> **Given request**
Bring together all lines of the material below that contain the string "triangle".

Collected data
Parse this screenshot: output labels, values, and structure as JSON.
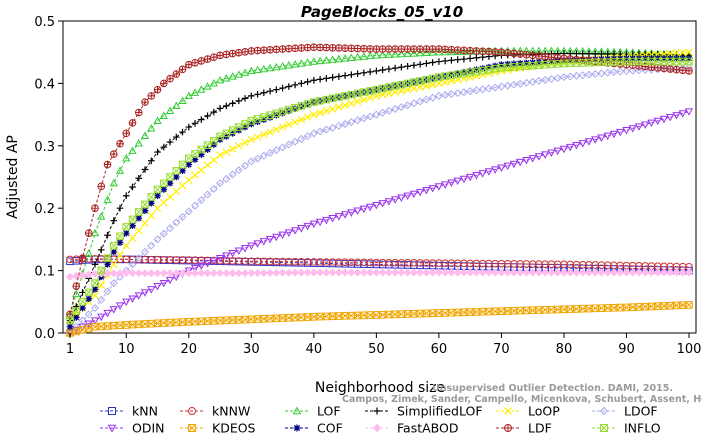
{
  "chart_data": {
    "type": "line",
    "title": "PageBlocks_05_v10",
    "xlabel": "Neighborhood size",
    "ylabel": "Adjusted AP",
    "xlim": [
      1,
      100
    ],
    "ylim": [
      0,
      0.5
    ],
    "xticks": [
      1,
      10,
      20,
      30,
      40,
      50,
      60,
      70,
      80,
      90,
      100
    ],
    "yticks": [
      0.0,
      0.1,
      0.2,
      0.3,
      0.4,
      0.5
    ],
    "ytick_labels": [
      "0.0",
      "0.1",
      "0.2",
      "0.3",
      "0.4",
      "0.5"
    ],
    "legend_position": "bottom",
    "series": [
      {
        "name": "kNN",
        "color": "#3333cc",
        "marker": "square",
        "points": [
          [
            1,
            0.115
          ],
          [
            5,
            0.118
          ],
          [
            10,
            0.118
          ],
          [
            20,
            0.116
          ],
          [
            30,
            0.114
          ],
          [
            40,
            0.112
          ],
          [
            50,
            0.11
          ],
          [
            60,
            0.108
          ],
          [
            70,
            0.106
          ],
          [
            80,
            0.104
          ],
          [
            90,
            0.102
          ],
          [
            100,
            0.1
          ]
        ]
      },
      {
        "name": "kNNW",
        "color": "#cc3333",
        "marker": "circle",
        "points": [
          [
            1,
            0.118
          ],
          [
            5,
            0.119
          ],
          [
            10,
            0.118
          ],
          [
            20,
            0.117
          ],
          [
            30,
            0.115
          ],
          [
            40,
            0.114
          ],
          [
            50,
            0.113
          ],
          [
            60,
            0.112
          ],
          [
            70,
            0.111
          ],
          [
            80,
            0.11
          ],
          [
            90,
            0.108
          ],
          [
            100,
            0.106
          ]
        ]
      },
      {
        "name": "LOF",
        "color": "#33cc33",
        "marker": "triangle-up",
        "points": [
          [
            1,
            0.03
          ],
          [
            5,
            0.16
          ],
          [
            8,
            0.24
          ],
          [
            10,
            0.28
          ],
          [
            15,
            0.34
          ],
          [
            20,
            0.38
          ],
          [
            25,
            0.405
          ],
          [
            30,
            0.42
          ],
          [
            40,
            0.435
          ],
          [
            50,
            0.445
          ],
          [
            60,
            0.45
          ],
          [
            70,
            0.452
          ],
          [
            80,
            0.452
          ],
          [
            90,
            0.45
          ],
          [
            100,
            0.445
          ]
        ]
      },
      {
        "name": "SimplifiedLOF",
        "color": "#000000",
        "marker": "plus",
        "points": [
          [
            1,
            0.02
          ],
          [
            5,
            0.11
          ],
          [
            8,
            0.18
          ],
          [
            10,
            0.22
          ],
          [
            15,
            0.29
          ],
          [
            20,
            0.33
          ],
          [
            25,
            0.36
          ],
          [
            30,
            0.38
          ],
          [
            40,
            0.405
          ],
          [
            50,
            0.42
          ],
          [
            60,
            0.435
          ],
          [
            70,
            0.445
          ],
          [
            80,
            0.448
          ],
          [
            90,
            0.447
          ],
          [
            100,
            0.445
          ]
        ]
      },
      {
        "name": "LoOP",
        "color": "#ffee00",
        "marker": "x",
        "points": [
          [
            1,
            0.02
          ],
          [
            5,
            0.06
          ],
          [
            8,
            0.11
          ],
          [
            10,
            0.14
          ],
          [
            15,
            0.2
          ],
          [
            20,
            0.245
          ],
          [
            25,
            0.285
          ],
          [
            30,
            0.31
          ],
          [
            40,
            0.35
          ],
          [
            50,
            0.38
          ],
          [
            60,
            0.4
          ],
          [
            70,
            0.42
          ],
          [
            80,
            0.435
          ],
          [
            90,
            0.443
          ],
          [
            100,
            0.45
          ]
        ]
      },
      {
        "name": "LDOF",
        "color": "#aaaaee",
        "marker": "diamond",
        "points": [
          [
            1,
            0.0
          ],
          [
            5,
            0.04
          ],
          [
            8,
            0.08
          ],
          [
            10,
            0.1
          ],
          [
            15,
            0.15
          ],
          [
            20,
            0.195
          ],
          [
            25,
            0.24
          ],
          [
            30,
            0.275
          ],
          [
            40,
            0.32
          ],
          [
            50,
            0.35
          ],
          [
            60,
            0.38
          ],
          [
            70,
            0.395
          ],
          [
            80,
            0.41
          ],
          [
            90,
            0.42
          ],
          [
            100,
            0.425
          ]
        ]
      },
      {
        "name": "ODIN",
        "color": "#9933ee",
        "marker": "triangle-down",
        "points": [
          [
            1,
            0.0
          ],
          [
            5,
            0.02
          ],
          [
            10,
            0.05
          ],
          [
            15,
            0.075
          ],
          [
            20,
            0.1
          ],
          [
            30,
            0.14
          ],
          [
            40,
            0.175
          ],
          [
            50,
            0.205
          ],
          [
            60,
            0.235
          ],
          [
            70,
            0.265
          ],
          [
            80,
            0.295
          ],
          [
            90,
            0.325
          ],
          [
            100,
            0.355
          ]
        ]
      },
      {
        "name": "KDEOS",
        "color": "#f0a500",
        "marker": "square-x",
        "points": [
          [
            1,
            0.0
          ],
          [
            5,
            0.01
          ],
          [
            10,
            0.013
          ],
          [
            20,
            0.018
          ],
          [
            30,
            0.022
          ],
          [
            40,
            0.026
          ],
          [
            50,
            0.029
          ],
          [
            60,
            0.032
          ],
          [
            70,
            0.035
          ],
          [
            80,
            0.038
          ],
          [
            90,
            0.041
          ],
          [
            100,
            0.045
          ]
        ]
      },
      {
        "name": "COF",
        "color": "#000080",
        "marker": "asterisk",
        "points": [
          [
            1,
            0.01
          ],
          [
            5,
            0.07
          ],
          [
            8,
            0.13
          ],
          [
            10,
            0.16
          ],
          [
            15,
            0.22
          ],
          [
            20,
            0.27
          ],
          [
            25,
            0.31
          ],
          [
            30,
            0.335
          ],
          [
            40,
            0.37
          ],
          [
            50,
            0.39
          ],
          [
            60,
            0.41
          ],
          [
            70,
            0.43
          ],
          [
            80,
            0.437
          ],
          [
            90,
            0.44
          ],
          [
            100,
            0.44
          ]
        ]
      },
      {
        "name": "FastABOD",
        "color": "#ffbbee",
        "marker": "diamond-filled",
        "points": [
          [
            1,
            0.09
          ],
          [
            5,
            0.095
          ],
          [
            10,
            0.096
          ],
          [
            20,
            0.096
          ],
          [
            30,
            0.096
          ],
          [
            40,
            0.097
          ],
          [
            50,
            0.097
          ],
          [
            60,
            0.097
          ],
          [
            70,
            0.097
          ],
          [
            80,
            0.097
          ],
          [
            90,
            0.097
          ],
          [
            100,
            0.097
          ]
        ]
      },
      {
        "name": "LDF",
        "color": "#aa2222",
        "marker": "circle-plus",
        "points": [
          [
            1,
            0.03
          ],
          [
            3,
            0.12
          ],
          [
            5,
            0.2
          ],
          [
            7,
            0.27
          ],
          [
            10,
            0.32
          ],
          [
            13,
            0.37
          ],
          [
            16,
            0.4
          ],
          [
            20,
            0.43
          ],
          [
            25,
            0.445
          ],
          [
            30,
            0.452
          ],
          [
            40,
            0.458
          ],
          [
            50,
            0.455
          ],
          [
            60,
            0.455
          ],
          [
            70,
            0.45
          ],
          [
            80,
            0.44
          ],
          [
            90,
            0.43
          ],
          [
            100,
            0.42
          ]
        ]
      },
      {
        "name": "INFLO",
        "color": "#99dd33",
        "marker": "square-x",
        "points": [
          [
            1,
            0.02
          ],
          [
            5,
            0.08
          ],
          [
            8,
            0.14
          ],
          [
            10,
            0.17
          ],
          [
            15,
            0.23
          ],
          [
            20,
            0.28
          ],
          [
            25,
            0.315
          ],
          [
            30,
            0.34
          ],
          [
            40,
            0.37
          ],
          [
            50,
            0.39
          ],
          [
            60,
            0.41
          ],
          [
            70,
            0.425
          ],
          [
            80,
            0.432
          ],
          [
            90,
            0.435
          ],
          [
            100,
            0.435
          ]
        ]
      }
    ]
  },
  "legend_order": [
    "kNN",
    "kNNW",
    "LOF",
    "SimplifiedLOF",
    "LoOP",
    "LDOF",
    "ODIN",
    "KDEOS",
    "COF",
    "FastABOD",
    "LDF",
    "INFLO"
  ],
  "watermark": {
    "line1": "Unsupervised Outlier Detection. DAMI, 2015.",
    "line2": "Campos, Zimek, Sander, Campello, Micenkova, Schubert, Assent, Houle"
  }
}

> **Task response**
        "marker": "triangle-up",
        "marker": "triangle-down",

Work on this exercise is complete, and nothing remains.